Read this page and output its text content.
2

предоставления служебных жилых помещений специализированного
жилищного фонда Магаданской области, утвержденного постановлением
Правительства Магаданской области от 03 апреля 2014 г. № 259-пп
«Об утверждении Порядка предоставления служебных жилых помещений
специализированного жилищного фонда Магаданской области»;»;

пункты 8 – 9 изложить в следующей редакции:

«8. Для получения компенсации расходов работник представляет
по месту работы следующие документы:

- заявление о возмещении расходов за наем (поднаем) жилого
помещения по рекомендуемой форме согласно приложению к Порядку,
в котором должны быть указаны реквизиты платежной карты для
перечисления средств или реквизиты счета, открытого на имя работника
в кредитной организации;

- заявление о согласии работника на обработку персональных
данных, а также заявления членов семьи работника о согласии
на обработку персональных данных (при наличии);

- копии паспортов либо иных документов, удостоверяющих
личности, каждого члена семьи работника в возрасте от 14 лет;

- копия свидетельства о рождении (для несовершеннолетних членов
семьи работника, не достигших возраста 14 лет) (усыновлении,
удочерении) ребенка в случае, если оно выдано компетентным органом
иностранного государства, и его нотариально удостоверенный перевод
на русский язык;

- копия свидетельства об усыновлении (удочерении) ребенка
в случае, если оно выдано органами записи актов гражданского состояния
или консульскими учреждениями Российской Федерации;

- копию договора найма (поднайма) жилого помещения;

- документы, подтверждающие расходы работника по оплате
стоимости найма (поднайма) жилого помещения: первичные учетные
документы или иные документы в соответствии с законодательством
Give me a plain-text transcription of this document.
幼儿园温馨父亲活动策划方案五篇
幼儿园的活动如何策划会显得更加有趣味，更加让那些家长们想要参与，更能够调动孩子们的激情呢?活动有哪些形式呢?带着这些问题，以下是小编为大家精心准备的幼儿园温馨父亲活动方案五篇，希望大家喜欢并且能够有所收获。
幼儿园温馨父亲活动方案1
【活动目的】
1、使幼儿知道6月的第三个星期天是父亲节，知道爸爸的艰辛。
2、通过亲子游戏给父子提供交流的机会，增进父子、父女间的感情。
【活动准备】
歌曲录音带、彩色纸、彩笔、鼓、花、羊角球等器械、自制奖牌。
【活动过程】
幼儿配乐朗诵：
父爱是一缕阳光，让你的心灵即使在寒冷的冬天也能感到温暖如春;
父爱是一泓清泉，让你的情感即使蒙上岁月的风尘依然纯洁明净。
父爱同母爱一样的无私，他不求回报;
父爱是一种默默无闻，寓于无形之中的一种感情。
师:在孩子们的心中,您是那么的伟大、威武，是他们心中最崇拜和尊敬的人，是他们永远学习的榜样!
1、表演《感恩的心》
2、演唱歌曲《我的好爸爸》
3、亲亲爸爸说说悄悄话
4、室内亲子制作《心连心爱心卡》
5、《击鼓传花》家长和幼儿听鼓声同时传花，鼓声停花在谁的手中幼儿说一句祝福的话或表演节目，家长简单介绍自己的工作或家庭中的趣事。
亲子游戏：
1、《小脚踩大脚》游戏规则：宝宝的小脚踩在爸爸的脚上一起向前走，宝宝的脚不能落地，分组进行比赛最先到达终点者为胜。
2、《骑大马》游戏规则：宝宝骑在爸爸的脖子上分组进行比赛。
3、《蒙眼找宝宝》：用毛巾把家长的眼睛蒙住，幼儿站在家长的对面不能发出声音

» **WORK TO BE COMPLETED**
Make an exact copy of every entry.

» **WORKED ANSWER**
Read this page and output its text content.
2

предоставления служебных жилых помещений специализированного
жилищного фонда Магаданской области, утвержденного постановлением
Правительства Магаданской области от 03 апреля 2014 г. № 259-пп
«Об утверждении Порядка предоставления служебных жилых помещений
специализированного жилищного фонда Магаданской области»;»;

пункты 8 – 9 изложить в следующей редакции:

«8. Для получения компенсации расходов работник представляет
по месту работы следующие документы:

- заявление о возмещении расходов за наем (поднаем) жилого
помещения по рекомендуемой форме согласно приложению к Порядку,
в котором должны быть указаны реквизиты платежной карты для
перечисления средств или реквизиты счета, открытого на имя работника
в кредитной организации;

- заявление о согласии работника на обработку персональных
данных, а также заявления членов семьи работника о согласии
на обработку персональных данных (при наличии);

- копии паспортов либо иных документов, удостоверяющих
личности, каждого члена семьи работника в возрасте от 14 лет;

- копия свидетельства о рождении (для несовершеннолетних членов
семьи работника, не достигших возраста 14 лет) (усыновлении,
удочерении) ребенка в случае, если оно выдано компетентным органом
иностранного государства, и его нотариально удостоверенный перевод
на русский язык;

- копия свидетельства об усыновлении (удочерении) ребенка
в случае, если оно выдано органами записи актов гражданского состояния
или консульскими учреждениями Российской Федерации;

- копию договора найма (поднайма) жилого помещения;

- документы, подтверждающие расходы работника по оплате
стоимости найма (поднайма) жилого помещения: первичные учетные
документы или иные документы в соответствии с законодательством
Give me a plain-text transcription of this document.
幼儿园温馨父亲活动策划方案五篇
幼儿园的活动如何策划会显得更加有趣味，更加让那些家长们想要参与，更能够调动孩子们的激情呢?活动有哪些形式呢?带着这些问题，以下是小编为大家精心准备的幼儿园温馨父亲活动方案五篇，希望大家喜欢并且能够有所收获。
幼儿园温馨父亲活动方案1
【活动目的】
1、使幼儿知道6月的第三个星期天是父亲节，知道爸爸的艰辛。
2、通过亲子游戏给父子提供交流的机会，增进父子、父女间的感情。
【活动准备】
歌曲录音带、彩色纸、彩笔、鼓、花、羊角球等器械、自制奖牌。
【活动过程】
幼儿配乐朗诵：
父爱是一缕阳光，让你的心灵即使在寒冷的冬天也能感到温暖如春;
父爱是一泓清泉，让你的情感即使蒙上岁月的风尘依然纯洁明净。
父爱同母爱一样的无私，他不求回报;
父爱是一种默默无闻，寓于无形之中的一种感情。
师:在孩子们的心中,您是那么的伟大、威武，是他们心中最崇拜和尊敬的人，是他们永远学习的榜样!
1、表演《感恩的心》
2、演唱歌曲《我的好爸爸》
3、亲亲爸爸说说悄悄话
4、室内亲子制作《心连心爱心卡》
5、《击鼓传花》家长和幼儿听鼓声同时传花，鼓声停花在谁的手中幼儿说一句祝福的话或表演节目，家长简单介绍自己的工作或家庭中的趣事。
亲子游戏：
1、《小脚踩大脚》游戏规则：宝宝的小脚踩在爸爸的脚上一起向前走，宝宝的脚不能落地，分组进行比赛最先到达终点者为胜。
2、《骑大马》游戏规则：宝宝骑在爸爸的脖子上分组进行比赛。
3、《蒙眼找宝宝》：用毛巾把家长的眼睛蒙住，幼儿站在家长的对面不能发出声音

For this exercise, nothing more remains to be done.